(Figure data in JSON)
--- Begin ---

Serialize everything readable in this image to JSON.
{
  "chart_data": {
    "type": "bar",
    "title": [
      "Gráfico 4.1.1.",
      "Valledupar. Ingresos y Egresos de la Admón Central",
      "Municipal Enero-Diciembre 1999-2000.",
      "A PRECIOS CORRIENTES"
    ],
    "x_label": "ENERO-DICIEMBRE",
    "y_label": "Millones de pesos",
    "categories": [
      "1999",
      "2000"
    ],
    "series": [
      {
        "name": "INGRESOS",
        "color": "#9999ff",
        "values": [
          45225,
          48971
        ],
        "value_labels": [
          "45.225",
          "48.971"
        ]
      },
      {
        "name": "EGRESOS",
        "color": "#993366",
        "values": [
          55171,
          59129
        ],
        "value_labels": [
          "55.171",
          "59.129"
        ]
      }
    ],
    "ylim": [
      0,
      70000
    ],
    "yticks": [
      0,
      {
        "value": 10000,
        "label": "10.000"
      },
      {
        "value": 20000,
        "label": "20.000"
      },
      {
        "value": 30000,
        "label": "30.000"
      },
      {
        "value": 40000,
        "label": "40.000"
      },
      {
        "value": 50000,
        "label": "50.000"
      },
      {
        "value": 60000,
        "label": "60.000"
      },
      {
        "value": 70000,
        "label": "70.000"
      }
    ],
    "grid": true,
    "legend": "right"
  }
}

--- End ---

● Exercise goal: All of the data must be returned exactly.

● Expected answer:
Serialize everything readable in this image to JSON.
{
  "chart_data": {
    "type": "bar",
    "title": [
      "Gráfico 4.1.1.",
      "Valledupar. Ingresos y Egresos de la Admón Central",
      "Municipal Enero-Diciembre 1999-2000.",
      "A PRECIOS CORRIENTES"
    ],
    "x_label": "ENERO-DICIEMBRE",
    "y_label": "Millones de pesos",
    "categories": [
      "1999",
      "2000"
    ],
    "series": [
      {
        "name": "INGRESOS",
        "color": "#9999ff",
        "values": [
          45225,
          48971
        ],
        "value_labels": [
          "45.225",
          "48.971"
        ]
      },
      {
        "name": "EGRESOS",
        "color": "#993366",
        "values": [
          55171,
          59129
        ],
        "value_labels": [
          "55.171",
          "59.129"
        ]
      }
    ],
    "ylim": [
      0,
      70000
    ],
    "yticks": [
      0,
      {
        "value": 10000,
        "label": "10.000"
      },
      {
        "value": 20000,
        "label": "20.000"
      },
      {
        "value": 30000,
        "label": "30.000"
      },
      {
        "value": 40000,
        "label": "40.000"
      },
      {
        "value": 50000,
        "label": "50.000"
      },
      {
        "value": 60000,
        "label": "60.000"
      },
      {
        "value": 70000,
        "label": "70.000"
      }
    ],
    "grid": true,
    "legend": "right"
  }
}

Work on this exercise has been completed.